Format the records, from the start through the line containing "- header-pin: [442, 422, 447, 431]", as a Markdown table with the columns Row and Line, giving each line a row number and leaving out blank lines.

◇ ◇ ◇ ◇ ◇

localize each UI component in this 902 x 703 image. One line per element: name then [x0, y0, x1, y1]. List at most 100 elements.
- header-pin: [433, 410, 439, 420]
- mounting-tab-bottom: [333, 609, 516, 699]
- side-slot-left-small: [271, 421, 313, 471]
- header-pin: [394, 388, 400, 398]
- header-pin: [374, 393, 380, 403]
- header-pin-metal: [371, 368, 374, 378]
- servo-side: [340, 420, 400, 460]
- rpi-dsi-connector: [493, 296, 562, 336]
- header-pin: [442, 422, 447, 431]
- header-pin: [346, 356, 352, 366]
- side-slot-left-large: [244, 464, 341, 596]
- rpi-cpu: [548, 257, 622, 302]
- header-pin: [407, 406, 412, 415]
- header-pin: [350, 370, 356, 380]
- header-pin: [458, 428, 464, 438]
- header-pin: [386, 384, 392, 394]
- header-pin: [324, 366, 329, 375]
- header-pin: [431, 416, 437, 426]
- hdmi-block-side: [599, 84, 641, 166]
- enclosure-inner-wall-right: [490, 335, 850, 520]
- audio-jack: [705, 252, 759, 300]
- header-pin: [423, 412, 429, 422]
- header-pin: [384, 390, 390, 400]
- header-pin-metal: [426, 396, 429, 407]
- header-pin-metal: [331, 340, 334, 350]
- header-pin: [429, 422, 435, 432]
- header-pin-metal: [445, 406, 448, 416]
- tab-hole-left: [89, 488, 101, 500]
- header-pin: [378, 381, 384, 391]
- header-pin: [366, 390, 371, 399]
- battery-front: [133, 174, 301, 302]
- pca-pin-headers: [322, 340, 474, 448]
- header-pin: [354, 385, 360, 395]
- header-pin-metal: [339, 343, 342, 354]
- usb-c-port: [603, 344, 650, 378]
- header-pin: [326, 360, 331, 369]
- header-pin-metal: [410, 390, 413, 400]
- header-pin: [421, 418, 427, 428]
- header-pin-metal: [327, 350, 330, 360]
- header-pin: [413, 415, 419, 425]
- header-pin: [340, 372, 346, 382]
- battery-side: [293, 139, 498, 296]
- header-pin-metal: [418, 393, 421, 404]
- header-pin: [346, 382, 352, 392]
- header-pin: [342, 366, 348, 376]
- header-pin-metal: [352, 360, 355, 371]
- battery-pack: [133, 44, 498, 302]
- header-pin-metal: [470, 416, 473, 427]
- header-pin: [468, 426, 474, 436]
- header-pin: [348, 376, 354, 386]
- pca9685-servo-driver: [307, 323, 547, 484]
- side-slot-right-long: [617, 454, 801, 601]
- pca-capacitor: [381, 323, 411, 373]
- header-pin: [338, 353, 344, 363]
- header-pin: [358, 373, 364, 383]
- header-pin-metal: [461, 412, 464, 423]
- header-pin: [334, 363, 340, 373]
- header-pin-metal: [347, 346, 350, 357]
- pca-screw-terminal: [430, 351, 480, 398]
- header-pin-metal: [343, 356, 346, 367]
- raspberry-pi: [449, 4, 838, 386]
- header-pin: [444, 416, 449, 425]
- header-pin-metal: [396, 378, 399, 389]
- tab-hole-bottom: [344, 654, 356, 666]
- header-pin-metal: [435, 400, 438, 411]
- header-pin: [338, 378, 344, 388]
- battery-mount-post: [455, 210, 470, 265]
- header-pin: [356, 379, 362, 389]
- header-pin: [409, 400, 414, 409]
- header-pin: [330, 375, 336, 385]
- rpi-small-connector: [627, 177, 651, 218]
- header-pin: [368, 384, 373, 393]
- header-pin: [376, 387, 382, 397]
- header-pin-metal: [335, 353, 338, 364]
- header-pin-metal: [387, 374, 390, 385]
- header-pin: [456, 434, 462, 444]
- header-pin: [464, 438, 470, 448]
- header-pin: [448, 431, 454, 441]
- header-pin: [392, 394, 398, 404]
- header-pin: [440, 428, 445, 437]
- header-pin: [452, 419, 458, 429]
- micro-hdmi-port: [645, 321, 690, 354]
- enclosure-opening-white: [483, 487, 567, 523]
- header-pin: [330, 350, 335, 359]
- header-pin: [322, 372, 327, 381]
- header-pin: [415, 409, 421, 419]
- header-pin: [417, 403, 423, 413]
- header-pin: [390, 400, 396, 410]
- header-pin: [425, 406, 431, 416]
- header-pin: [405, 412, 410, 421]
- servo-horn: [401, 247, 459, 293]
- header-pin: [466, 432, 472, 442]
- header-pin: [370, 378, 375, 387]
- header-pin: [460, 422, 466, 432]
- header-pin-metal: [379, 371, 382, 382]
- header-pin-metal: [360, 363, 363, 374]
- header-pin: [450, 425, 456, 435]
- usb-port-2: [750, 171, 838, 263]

◇ ◇ ◇ ◇ ◇

Exercise answer =
| Row | Line |
|---|---|
| 1 | localize each UI component in this 902 x 703 image. One line per element: name then [x0, y0, x1, y1]. List at most 100 elements. |
| 2 | - header-pin: [433, 410, 439, 420] |
| 3 | - mounting-tab-bottom: [333, 609, 516, 699] |
| 4 | - side-slot-left-small: [271, 421, 313, 471] |
| 5 | - header-pin: [394, 388, 400, 398] |
| 6 | - header-pin: [374, 393, 380, 403] |
| 7 | - header-pin-metal: [371, 368, 374, 378] |
| 8 | - servo-side: [340, 420, 400, 460] |
| 9 | - rpi-dsi-connector: [493, 296, 562, 336] |
| 10 | - header-pin: [442, 422, 447, 431] |